*THE EXERCISE*.
Copy out the data below verbatim.

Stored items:
━━━━━━━━━━━━━━━━━━━━━━━━━━━━━━

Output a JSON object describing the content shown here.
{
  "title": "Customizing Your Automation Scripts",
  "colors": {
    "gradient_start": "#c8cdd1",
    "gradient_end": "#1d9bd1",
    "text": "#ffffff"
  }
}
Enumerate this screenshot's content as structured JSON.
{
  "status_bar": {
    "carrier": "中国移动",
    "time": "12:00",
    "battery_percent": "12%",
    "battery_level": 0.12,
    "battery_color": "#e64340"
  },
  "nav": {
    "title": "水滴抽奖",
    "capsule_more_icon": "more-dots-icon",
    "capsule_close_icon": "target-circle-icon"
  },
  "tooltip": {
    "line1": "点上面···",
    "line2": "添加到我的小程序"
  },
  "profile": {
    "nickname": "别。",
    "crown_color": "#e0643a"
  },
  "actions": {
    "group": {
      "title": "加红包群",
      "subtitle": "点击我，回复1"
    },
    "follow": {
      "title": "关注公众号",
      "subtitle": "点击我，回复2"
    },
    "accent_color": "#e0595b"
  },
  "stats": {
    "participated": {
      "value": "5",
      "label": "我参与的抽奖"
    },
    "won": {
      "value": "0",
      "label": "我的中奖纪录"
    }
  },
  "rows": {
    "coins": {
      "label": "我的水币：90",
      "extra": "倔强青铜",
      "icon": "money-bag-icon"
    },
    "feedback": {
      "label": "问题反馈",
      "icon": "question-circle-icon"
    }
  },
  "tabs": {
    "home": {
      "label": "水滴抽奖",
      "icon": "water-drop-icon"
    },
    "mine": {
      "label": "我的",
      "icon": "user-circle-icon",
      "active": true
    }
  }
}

━━━━━━━━━━━━━━━━━━━━━━━━━━━━━━

*RESPONSE*.
Output a JSON object describing the content shown here.
{
  "title": "Customizing Your Automation Scripts",
  "colors": {
    "gradient_start": "#c8cdd1",
    "gradient_end": "#1d9bd1",
    "text": "#ffffff"
  }
}
Enumerate this screenshot's content as structured JSON.
{
  "status_bar": {
    "carrier": "中国移动",
    "time": "12:00",
    "battery_percent": "12%",
    "battery_level": 0.12,
    "battery_color": "#e64340"
  },
  "nav": {
    "title": "水滴抽奖",
    "capsule_more_icon": "more-dots-icon",
    "capsule_close_icon": "target-circle-icon"
  },
  "tooltip": {
    "line1": "点上面···",
    "line2": "添加到我的小程序"
  },
  "profile": {
    "nickname": "别。",
    "crown_color": "#e0643a"
  },
  "actions": {
    "group": {
      "title": "加红包群",
      "subtitle": "点击我，回复1"
    },
    "follow": {
      "title": "关注公众号",
      "subtitle": "点击我，回复2"
    },
    "accent_color": "#e0595b"
  },
  "stats": {
    "participated": {
      "value": "5",
      "label": "我参与的抽奖"
    },
    "won": {
      "value": "0",
      "label": "我的中奖纪录"
    }
  },
  "rows": {
    "coins": {
      "label": "我的水币：90",
      "extra": "倔强青铜",
      "icon": "money-bag-icon"
    },
    "feedback": {
      "label": "问题反馈",
      "icon": "question-circle-icon"
    }
  },
  "tabs": {
    "home": {
      "label": "水滴抽奖",
      "icon": "water-drop-icon"
    },
    "mine": {
      "label": "我的",
      "icon": "user-circle-icon",
      "active": true
    }
  }
}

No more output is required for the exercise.